# Task prompt
Every entry needs to be reproduced exactly.

# Data shown
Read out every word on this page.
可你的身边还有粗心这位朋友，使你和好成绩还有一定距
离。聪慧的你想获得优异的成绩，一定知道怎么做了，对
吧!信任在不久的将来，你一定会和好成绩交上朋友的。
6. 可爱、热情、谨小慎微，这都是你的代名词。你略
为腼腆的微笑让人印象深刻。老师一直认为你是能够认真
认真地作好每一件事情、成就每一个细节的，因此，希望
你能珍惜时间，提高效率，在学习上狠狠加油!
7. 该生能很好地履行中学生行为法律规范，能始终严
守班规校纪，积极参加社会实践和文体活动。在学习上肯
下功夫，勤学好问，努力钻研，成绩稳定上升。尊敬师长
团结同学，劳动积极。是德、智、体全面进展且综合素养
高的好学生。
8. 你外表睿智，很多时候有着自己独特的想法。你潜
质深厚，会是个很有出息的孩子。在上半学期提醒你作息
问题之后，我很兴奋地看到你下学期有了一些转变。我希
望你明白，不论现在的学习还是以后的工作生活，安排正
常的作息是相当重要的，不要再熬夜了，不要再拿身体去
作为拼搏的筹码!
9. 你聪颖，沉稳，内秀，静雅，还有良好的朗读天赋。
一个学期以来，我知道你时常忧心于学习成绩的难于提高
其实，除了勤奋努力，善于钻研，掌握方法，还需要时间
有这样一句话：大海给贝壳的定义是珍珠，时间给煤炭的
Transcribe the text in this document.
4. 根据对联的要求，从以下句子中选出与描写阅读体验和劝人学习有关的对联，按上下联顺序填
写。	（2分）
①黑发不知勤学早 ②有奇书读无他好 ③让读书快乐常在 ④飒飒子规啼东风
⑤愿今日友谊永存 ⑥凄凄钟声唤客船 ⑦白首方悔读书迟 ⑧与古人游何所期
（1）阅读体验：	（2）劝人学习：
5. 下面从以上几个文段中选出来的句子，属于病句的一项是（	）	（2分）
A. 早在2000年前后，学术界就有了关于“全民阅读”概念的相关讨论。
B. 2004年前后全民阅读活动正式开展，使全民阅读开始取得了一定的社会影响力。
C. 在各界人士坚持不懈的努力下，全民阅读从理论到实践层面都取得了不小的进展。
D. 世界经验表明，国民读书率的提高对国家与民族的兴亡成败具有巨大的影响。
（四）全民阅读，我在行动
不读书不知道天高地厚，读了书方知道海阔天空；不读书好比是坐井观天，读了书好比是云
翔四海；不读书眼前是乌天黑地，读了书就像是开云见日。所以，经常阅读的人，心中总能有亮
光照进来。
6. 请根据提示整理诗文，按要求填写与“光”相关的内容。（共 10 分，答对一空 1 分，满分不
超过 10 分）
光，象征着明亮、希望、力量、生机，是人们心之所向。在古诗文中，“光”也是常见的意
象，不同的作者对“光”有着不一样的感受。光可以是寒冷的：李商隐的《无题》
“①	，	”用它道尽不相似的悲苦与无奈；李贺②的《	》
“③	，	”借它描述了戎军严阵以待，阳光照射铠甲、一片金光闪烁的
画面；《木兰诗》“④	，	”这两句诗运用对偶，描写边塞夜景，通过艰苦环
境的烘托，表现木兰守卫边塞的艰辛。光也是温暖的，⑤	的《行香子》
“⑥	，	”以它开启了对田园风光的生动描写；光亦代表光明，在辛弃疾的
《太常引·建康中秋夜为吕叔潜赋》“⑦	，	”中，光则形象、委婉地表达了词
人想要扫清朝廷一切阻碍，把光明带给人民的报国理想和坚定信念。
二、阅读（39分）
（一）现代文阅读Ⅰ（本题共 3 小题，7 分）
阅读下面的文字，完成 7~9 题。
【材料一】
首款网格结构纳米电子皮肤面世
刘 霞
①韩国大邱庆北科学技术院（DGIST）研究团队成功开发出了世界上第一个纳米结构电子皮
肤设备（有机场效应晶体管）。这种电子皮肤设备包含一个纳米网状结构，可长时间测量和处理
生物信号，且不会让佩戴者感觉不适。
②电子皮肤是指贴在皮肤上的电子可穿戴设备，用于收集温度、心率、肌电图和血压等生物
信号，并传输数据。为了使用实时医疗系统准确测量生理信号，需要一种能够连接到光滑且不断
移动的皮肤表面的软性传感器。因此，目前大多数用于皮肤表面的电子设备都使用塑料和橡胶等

# Finished task
Read out every word on this page.
可你的身边还有粗心这位朋友，使你和好成绩还有一定距
离。聪慧的你想获得优异的成绩，一定知道怎么做了，对
吧!信任在不久的将来，你一定会和好成绩交上朋友的。
6. 可爱、热情、谨小慎微，这都是你的代名词。你略
为腼腆的微笑让人印象深刻。老师一直认为你是能够认真
认真地作好每一件事情、成就每一个细节的，因此，希望
你能珍惜时间，提高效率，在学习上狠狠加油!
7. 该生能很好地履行中学生行为法律规范，能始终严
守班规校纪，积极参加社会实践和文体活动。在学习上肯
下功夫，勤学好问，努力钻研，成绩稳定上升。尊敬师长
团结同学，劳动积极。是德、智、体全面进展且综合素养
高的好学生。
8. 你外表睿智，很多时候有着自己独特的想法。你潜
质深厚，会是个很有出息的孩子。在上半学期提醒你作息
问题之后，我很兴奋地看到你下学期有了一些转变。我希
望你明白，不论现在的学习还是以后的工作生活，安排正
常的作息是相当重要的，不要再熬夜了，不要再拿身体去
作为拼搏的筹码!
9. 你聪颖，沉稳，内秀，静雅，还有良好的朗读天赋。
一个学期以来，我知道你时常忧心于学习成绩的难于提高
其实，除了勤奋努力，善于钻研，掌握方法，还需要时间
有这样一句话：大海给贝壳的定义是珍珠，时间给煤炭的
Transcribe the text in this document.
4. 根据对联的要求，从以下句子中选出与描写阅读体验和劝人学习有关的对联，按上下联顺序填
写。	（2分）
①黑发不知勤学早 ②有奇书读无他好 ③让读书快乐常在 ④飒飒子规啼东风
⑤愿今日友谊永存 ⑥凄凄钟声唤客船 ⑦白首方悔读书迟 ⑧与古人游何所期
（1）阅读体验：	（2）劝人学习：
5. 下面从以上几个文段中选出来的句子，属于病句的一项是（	）	（2分）
A. 早在2000年前后，学术界就有了关于“全民阅读”概念的相关讨论。
B. 2004年前后全民阅读活动正式开展，使全民阅读开始取得了一定的社会影响力。
C. 在各界人士坚持不懈的努力下，全民阅读从理论到实践层面都取得了不小的进展。
D. 世界经验表明，国民读书率的提高对国家与民族的兴亡成败具有巨大的影响。
（四）全民阅读，我在行动
不读书不知道天高地厚，读了书方知道海阔天空；不读书好比是坐井观天，读了书好比是云
翔四海；不读书眼前是乌天黑地，读了书就像是开云见日。所以，经常阅读的人，心中总能有亮
光照进来。
6. 请根据提示整理诗文，按要求填写与“光”相关的内容。（共 10 分，答对一空 1 分，满分不
超过 10 分）
光，象征着明亮、希望、力量、生机，是人们心之所向。在古诗文中，“光”也是常见的意
象，不同的作者对“光”有着不一样的感受。光可以是寒冷的：李商隐的《无题》
“①	，	”用它道尽不相似的悲苦与无奈；李贺②的《	》
“③	，	”借它描述了戎军严阵以待，阳光照射铠甲、一片金光闪烁的
画面；《木兰诗》“④	，	”这两句诗运用对偶，描写边塞夜景，通过艰苦环
境的烘托，表现木兰守卫边塞的艰辛。光也是温暖的，⑤	的《行香子》
“⑥	，	”以它开启了对田园风光的生动描写；光亦代表光明，在辛弃疾的
《太常引·建康中秋夜为吕叔潜赋》“⑦	，	”中，光则形象、委婉地表达了词
人想要扫清朝廷一切阻碍，把光明带给人民的报国理想和坚定信念。
二、阅读（39分）
（一）现代文阅读Ⅰ（本题共 3 小题，7 分）
阅读下面的文字，完成 7~9 题。
【材料一】
首款网格结构纳米电子皮肤面世
刘 霞
①韩国大邱庆北科学技术院（DGIST）研究团队成功开发出了世界上第一个纳米结构电子皮
肤设备（有机场效应晶体管）。这种电子皮肤设备包含一个纳米网状结构，可长时间测量和处理
生物信号，且不会让佩戴者感觉不适。
②电子皮肤是指贴在皮肤上的电子可穿戴设备，用于收集温度、心率、肌电图和血压等生物
信号，并传输数据。为了使用实时医疗系统准确测量生理信号，需要一种能够连接到光滑且不断
移动的皮肤表面的软性传感器。因此，目前大多数用于皮肤表面的电子设备都使用塑料和橡胶等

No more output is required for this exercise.